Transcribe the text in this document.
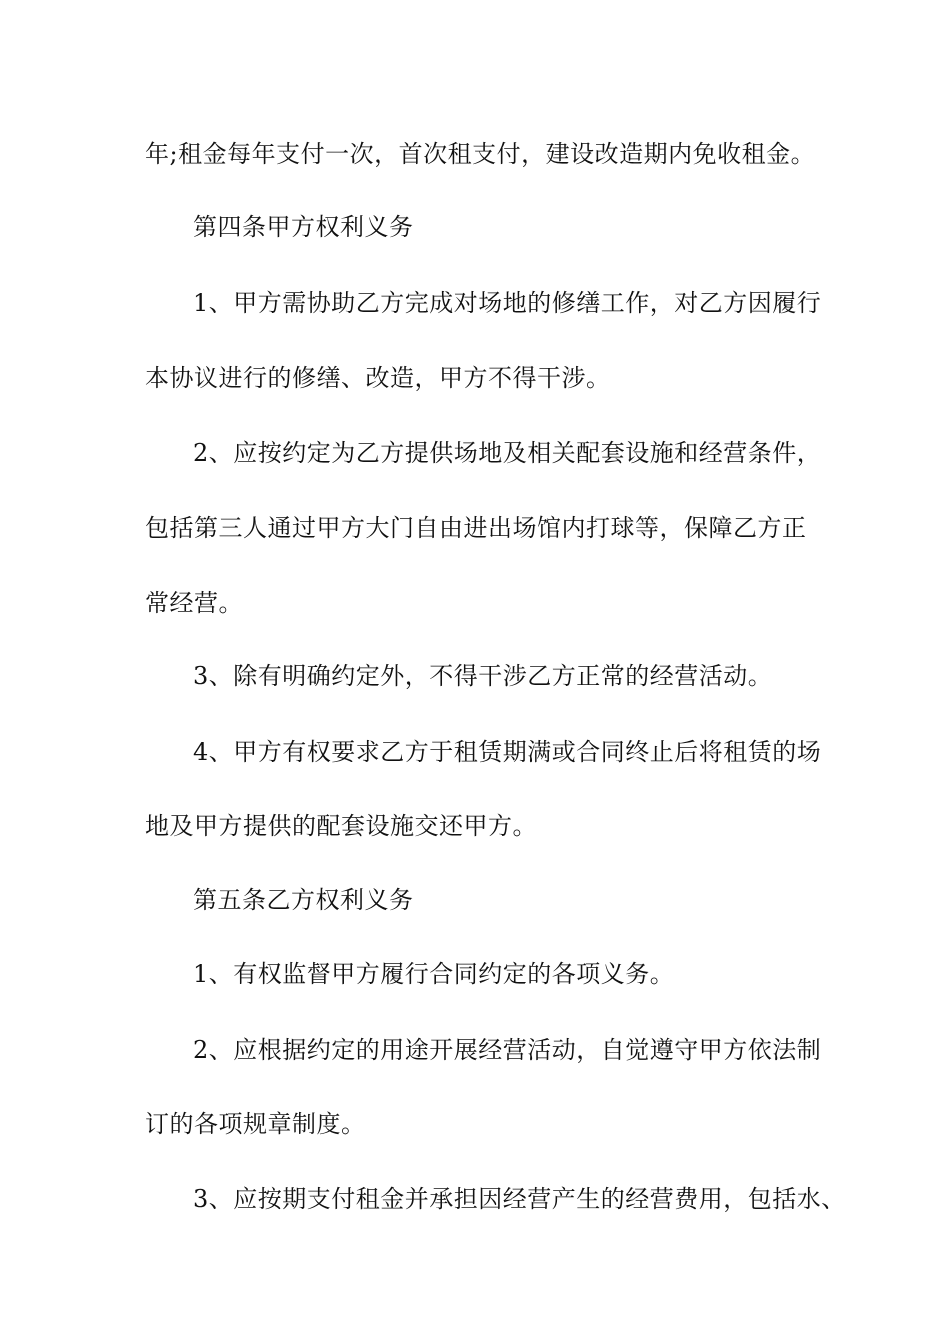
年;租金每年支付一次，首次租支付，建设改造期内免收租金。
第四条甲方权利义务
1、甲方需协助乙方完成对场地的修缮工作，对乙方因履行
本协议进行的修缮、改造，甲方不得干涉。
2、应按约定为乙方提供场地及相关配套设施和经营条件，
包括第三人通过甲方大门自由进出场馆内打球等，保障乙方正
常经营。
3、除有明确约定外，不得干涉乙方正常的经营活动。
4、甲方有权要求乙方于租赁期满或合同终止后将租赁的场
地及甲方提供的配套设施交还甲方。
第五条乙方权利义务
1、有权监督甲方履行合同约定的各项义务。
2、应根据约定的用途开展经营活动，自觉遵守甲方依法制
订的各项规章制度。
3、应按期支付租金并承担因经营产生的经营费用，包括水、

────────

Problem details:
Set down the material above as is, without any pictures.

Exercise solution:
Transcribe the text in this document.
年;租金每年支付一次，首次租支付，建设改造期内免收租金。
第四条甲方权利义务
1、甲方需协助乙方完成对场地的修缮工作，对乙方因履行
本协议进行的修缮、改造，甲方不得干涉。
2、应按约定为乙方提供场地及相关配套设施和经营条件，
包括第三人通过甲方大门自由进出场馆内打球等，保障乙方正
常经营。
3、除有明确约定外，不得干涉乙方正常的经营活动。
4、甲方有权要求乙方于租赁期满或合同终止后将租赁的场
地及甲方提供的配套设施交还甲方。
第五条乙方权利义务
1、有权监督甲方履行合同约定的各项义务。
2、应根据约定的用途开展经营活动，自觉遵守甲方依法制
订的各项规章制度。
3、应按期支付租金并承担因经营产生的经营费用，包括水、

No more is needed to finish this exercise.